Write out the entire listing below exactly as it appears, minus any pictures.
####################
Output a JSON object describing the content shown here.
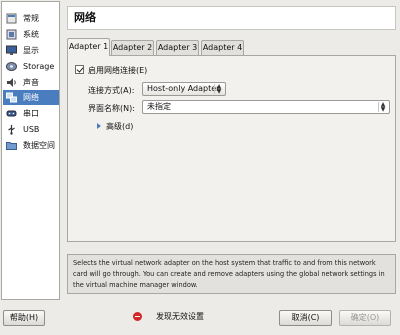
{
  "sidebar": {
    "items": [
      {
        "label": "常规",
        "icon": "general-settings-icon"
      },
      {
        "label": "系统",
        "icon": "system-chip-icon"
      },
      {
        "label": "显示",
        "icon": "display-monitor-icon"
      },
      {
        "label": "Storage",
        "icon": "storage-disk-icon"
      },
      {
        "label": "声音",
        "icon": "speaker-icon"
      },
      {
        "label": "网络",
        "icon": "network-icon",
        "selected": true
      },
      {
        "label": "串口",
        "icon": "serial-port-icon"
      },
      {
        "label": "USB",
        "icon": "usb-icon"
      },
      {
        "label": "数据空间",
        "icon": "shared-folder-icon"
      }
    ]
  },
  "header": {
    "title": "网络"
  },
  "tabs": [
    {
      "label": "Adapter 1",
      "active": true
    },
    {
      "label": "Adapter 2"
    },
    {
      "label": "Adapter 3"
    },
    {
      "label": "Adapter 4"
    }
  ],
  "panel": {
    "enable_label": "启用网络连接(E)",
    "enable_checked": true,
    "attached_label": "连接方式(A):",
    "attached_value": "Host-only Adapter",
    "name_label": "界面名称(N):",
    "name_value": "未指定",
    "advanced_label": "高级(d)"
  },
  "description": "Selects the virtual network adapter on the host system that traffic to and from this network card will go through. You can create and remove adapters using the global network settings in the virtual machine manager window.",
  "footer": {
    "help_label": "帮助(H)",
    "status_text": "发现无效设置",
    "cancel_label": "取消(C)",
    "ok_label": "确定(O)"
  },
  "colors": {
    "selection": "#4a7dbf",
    "warning": "#d32828"
  }
}
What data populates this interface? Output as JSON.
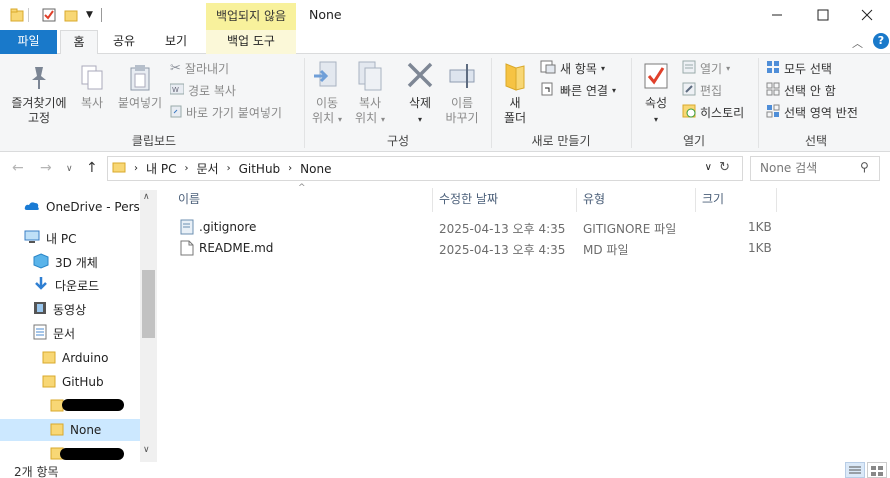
{
  "window": {
    "context_tab_group": "백업되지 않음",
    "title": "None"
  },
  "ribbon_tabs": [
    {
      "label": "파일"
    },
    {
      "label": "홈"
    },
    {
      "label": "공유"
    },
    {
      "label": "보기"
    },
    {
      "label": "백업 도구"
    }
  ],
  "clipboard": {
    "pin_quick_access": [
      "즐겨찾기에",
      "고정"
    ],
    "copy": "복사",
    "paste": "붙여넣기",
    "cut": "잘라내기",
    "copy_path": "경로 복사",
    "paste_shortcut": "바로 가기 붙여넣기",
    "group_label": "클립보드"
  },
  "organize": {
    "move_to": [
      "이동",
      "위치"
    ],
    "copy_to": [
      "복사",
      "위치"
    ],
    "delete": "삭제",
    "rename": [
      "이름",
      "바꾸기"
    ],
    "group_label": "구성"
  },
  "new": {
    "new_folder": [
      "새",
      "폴더"
    ],
    "new_item": "새 항목",
    "easy_access": "빠른 연결",
    "group_label": "새로 만들기"
  },
  "open": {
    "properties": "속성",
    "open": "열기",
    "edit": "편집",
    "history": "히스토리",
    "group_label": "열기"
  },
  "select": {
    "select_all": "모두 선택",
    "select_none": "선택 안 함",
    "invert": "선택 영역 반전",
    "group_label": "선택"
  },
  "address": {
    "crumbs": [
      "내 PC",
      "문서",
      "GitHub",
      "None"
    ],
    "search_placeholder": "None 검색"
  },
  "nav_pane": {
    "items": [
      {
        "label": "OneDrive - Person"
      },
      {
        "label": "내 PC"
      },
      {
        "label": "3D 개체"
      },
      {
        "label": "다운로드"
      },
      {
        "label": "동영상"
      },
      {
        "label": "문서"
      },
      {
        "label": "Arduino"
      },
      {
        "label": "GitHub"
      },
      {
        "label": ""
      },
      {
        "label": "None"
      },
      {
        "label": ""
      }
    ]
  },
  "file_list": {
    "columns": [
      "이름",
      "수정한 날짜",
      "유형",
      "크기"
    ],
    "rows": [
      {
        "name": ".gitignore",
        "modified": "2025-04-13 오후 4:35",
        "type": "GITIGNORE 파일",
        "size": "1KB"
      },
      {
        "name": "README.md",
        "modified": "2025-04-13 오후 4:35",
        "type": "MD 파일",
        "size": "1KB"
      }
    ]
  },
  "status": {
    "item_count": "2개 항목"
  },
  "colors": {
    "file_tab": "#1979ca",
    "context_tab": "#f8f19c",
    "selection": "#cce8ff"
  }
}
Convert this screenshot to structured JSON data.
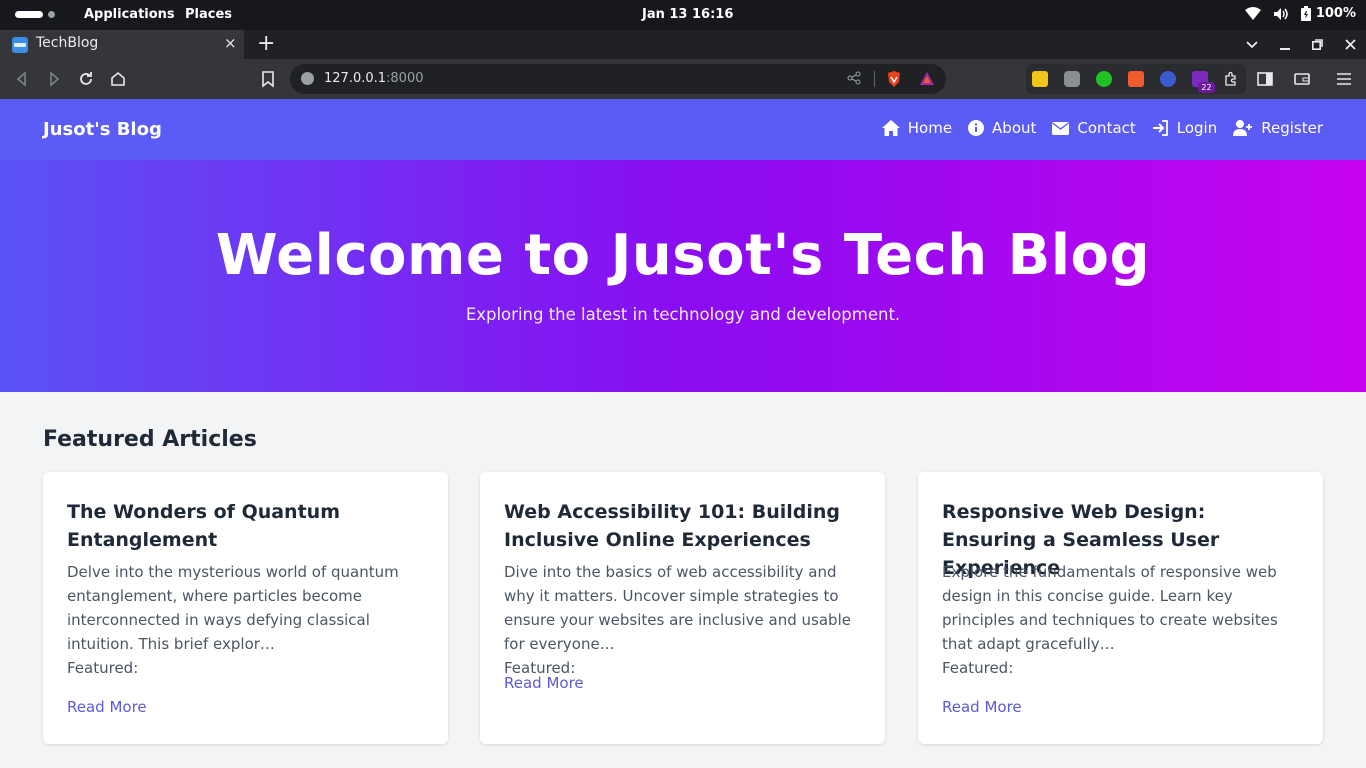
{
  "system_bar": {
    "applications": "Applications",
    "places": "Places",
    "datetime": "Jan 13  16:16",
    "battery": "100%"
  },
  "browser": {
    "tab_title": "TechBlog",
    "tab_close": "×",
    "new_tab": "+",
    "url_host": "127.0.0.1",
    "url_port": ":8000",
    "ext_badge": "22"
  },
  "site": {
    "brand": "Jusot's Blog",
    "nav": {
      "home": "Home",
      "about": "About",
      "contact": "Contact",
      "login": "Login",
      "register": "Register"
    },
    "hero": {
      "title": "Welcome to Jusot's Tech Blog",
      "subtitle": "Exploring the latest in technology and development."
    },
    "featured": {
      "heading": "Featured Articles",
      "cards": [
        {
          "title": "The Wonders of Quantum Entanglement",
          "excerpt": "Delve into the mysterious world of quantum entanglement, where particles become interconnected in ways defying classical intuition. This brief explor…",
          "featured": "Featured:",
          "link": "Read More"
        },
        {
          "title": "Web Accessibility 101: Building Inclusive Online Experiences",
          "excerpt": "Dive into the basics of web accessibility and why it matters. Uncover simple strategies to ensure your websites are inclusive and usable for everyone…",
          "featured": "Featured:",
          "link": "Read More"
        },
        {
          "title": "Responsive Web Design: Ensuring a Seamless User Experience",
          "excerpt": "Explore the fundamentals of responsive web design in this concise guide. Learn key principles and techniques to create websites that adapt gracefully…",
          "featured": "Featured:",
          "link": "Read More"
        }
      ]
    }
  },
  "colors": {
    "nav_bg": "#5b5bf6",
    "hero_gradient": [
      "#5b52f5",
      "#8a0cf1",
      "#c603ee"
    ],
    "link": "#5b5bd6"
  }
}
####################
• _Full solution_
Output a JSON object describing the content shown here.
{
  "sidebar": {
    "items": [
      {
        "label": "常规",
        "icon": "general-settings-icon"
      },
      {
        "label": "系统",
        "icon": "system-chip-icon"
      },
      {
        "label": "显示",
        "icon": "display-monitor-icon"
      },
      {
        "label": "Storage",
        "icon": "storage-disk-icon"
      },
      {
        "label": "声音",
        "icon": "speaker-icon"
      },
      {
        "label": "网络",
        "icon": "network-icon",
        "selected": true
      },
      {
        "label": "串口",
        "icon": "serial-port-icon"
      },
      {
        "label": "USB",
        "icon": "usb-icon"
      },
      {
        "label": "数据空间",
        "icon": "shared-folder-icon"
      }
    ]
  },
  "header": {
    "title": "网络"
  },
  "tabs": [
    {
      "label": "Adapter 1",
      "active": true
    },
    {
      "label": "Adapter 2"
    },
    {
      "label": "Adapter 3"
    },
    {
      "label": "Adapter 4"
    }
  ],
  "panel": {
    "enable_label": "启用网络连接(E)",
    "enable_checked": true,
    "attached_label": "连接方式(A):",
    "attached_value": "Host-only Adapter",
    "name_label": "界面名称(N):",
    "name_value": "未指定",
    "advanced_label": "高级(d)"
  },
  "description": "Selects the virtual network adapter on the host system that traffic to and from this network card will go through. You can create and remove adapters using the global network settings in the virtual machine manager window.",
  "footer": {
    "help_label": "帮助(H)",
    "status_text": "发现无效设置",
    "cancel_label": "取消(C)",
    "ok_label": "确定(O)"
  },
  "colors": {
    "selection": "#4a7dbf",
    "warning": "#d32828"
  }
}
What data populates this interface? Output as JSON.
{
  "window": {
    "context_tab_group": "백업되지 않음",
    "title": "None"
  },
  "ribbon_tabs": [
    {
      "label": "파일"
    },
    {
      "label": "홈"
    },
    {
      "label": "공유"
    },
    {
      "label": "보기"
    },
    {
      "label": "백업 도구"
    }
  ],
  "clipboard": {
    "pin_quick_access": [
      "즐겨찾기에",
      "고정"
    ],
    "copy": "복사",
    "paste": "붙여넣기",
    "cut": "잘라내기",
    "copy_path": "경로 복사",
    "paste_shortcut": "바로 가기 붙여넣기",
    "group_label": "클립보드"
  },
  "organize": {
    "move_to": [
      "이동",
      "위치"
    ],
    "copy_to": [
      "복사",
      "위치"
    ],
    "delete": "삭제",
    "rename": [
      "이름",
      "바꾸기"
    ],
    "group_label": "구성"
  },
  "new": {
    "new_folder": [
      "새",
      "폴더"
    ],
    "new_item": "새 항목",
    "easy_access": "빠른 연결",
    "group_label": "새로 만들기"
  },
  "open": {
    "properties": "속성",
    "open": "열기",
    "edit": "편집",
    "history": "히스토리",
    "group_label": "열기"
  },
  "select": {
    "select_all": "모두 선택",
    "select_none": "선택 안 함",
    "invert": "선택 영역 반전",
    "group_label": "선택"
  },
  "address": {
    "crumbs": [
      "내 PC",
      "문서",
      "GitHub",
      "None"
    ],
    "search_placeholder": "None 검색"
  },
  "nav_pane": {
    "items": [
      {
        "label": "OneDrive - Person"
      },
      {
        "label": "내 PC"
      },
      {
        "label": "3D 개체"
      },
      {
        "label": "다운로드"
      },
      {
        "label": "동영상"
      },
      {
        "label": "문서"
      },
      {
        "label": "Arduino"
      },
      {
        "label": "GitHub"
      },
      {
        "label": ""
      },
      {
        "label": "None"
      },
      {
        "label": ""
      }
    ]
  },
  "file_list": {
    "columns": [
      "이름",
      "수정한 날짜",
      "유형",
      "크기"
    ],
    "rows": [
      {
        "name": ".gitignore",
        "modified": "2025-04-13 오후 4:35",
        "type": "GITIGNORE 파일",
        "size": "1KB"
      },
      {
        "name": "README.md",
        "modified": "2025-04-13 오후 4:35",
        "type": "MD 파일",
        "size": "1KB"
      }
    ]
  },
  "status": {
    "item_count": "2개 항목"
  },
  "colors": {
    "file_tab": "#1979ca",
    "context_tab": "#f8f19c",
    "selection": "#cce8ff"
  }
}
Convert this screenshot to structured JSON data.
{
  "system_bar": {
    "applications": "Applications",
    "places": "Places",
    "datetime": "Jan 13  16:16",
    "battery": "100%"
  },
  "browser": {
    "tab_title": "TechBlog",
    "tab_close": "×",
    "new_tab": "+",
    "url_host": "127.0.0.1",
    "url_port": ":8000",
    "ext_badge": "22"
  },
  "site": {
    "brand": "Jusot's Blog",
    "nav": {
      "home": "Home",
      "about": "About",
      "contact": "Contact",
      "login": "Login",
      "register": "Register"
    },
    "hero": {
      "title": "Welcome to Jusot's Tech Blog",
      "subtitle": "Exploring the latest in technology and development."
    },
    "featured": {
      "heading": "Featured Articles",
      "cards": [
        {
          "title": "The Wonders of Quantum Entanglement",
          "excerpt": "Delve into the mysterious world of quantum entanglement, where particles become interconnected in ways defying classical intuition. This brief explor…",
          "featured": "Featured:",
          "link": "Read More"
        },
        {
          "title": "Web Accessibility 101: Building Inclusive Online Experiences",
          "excerpt": "Dive into the basics of web accessibility and why it matters. Uncover simple strategies to ensure your websites are inclusive and usable for everyone…",
          "featured": "Featured:",
          "link": "Read More"
        },
        {
          "title": "Responsive Web Design: Ensuring a Seamless User Experience",
          "excerpt": "Explore the fundamentals of responsive web design in this concise guide. Learn key principles and techniques to create websites that adapt gracefully…",
          "featured": "Featured:",
          "link": "Read More"
        }
      ]
    }
  },
  "colors": {
    "nav_bg": "#5b5bf6",
    "hero_gradient": [
      "#5b52f5",
      "#8a0cf1",
      "#c603ee"
    ],
    "link": "#5b5bd6"
  }
}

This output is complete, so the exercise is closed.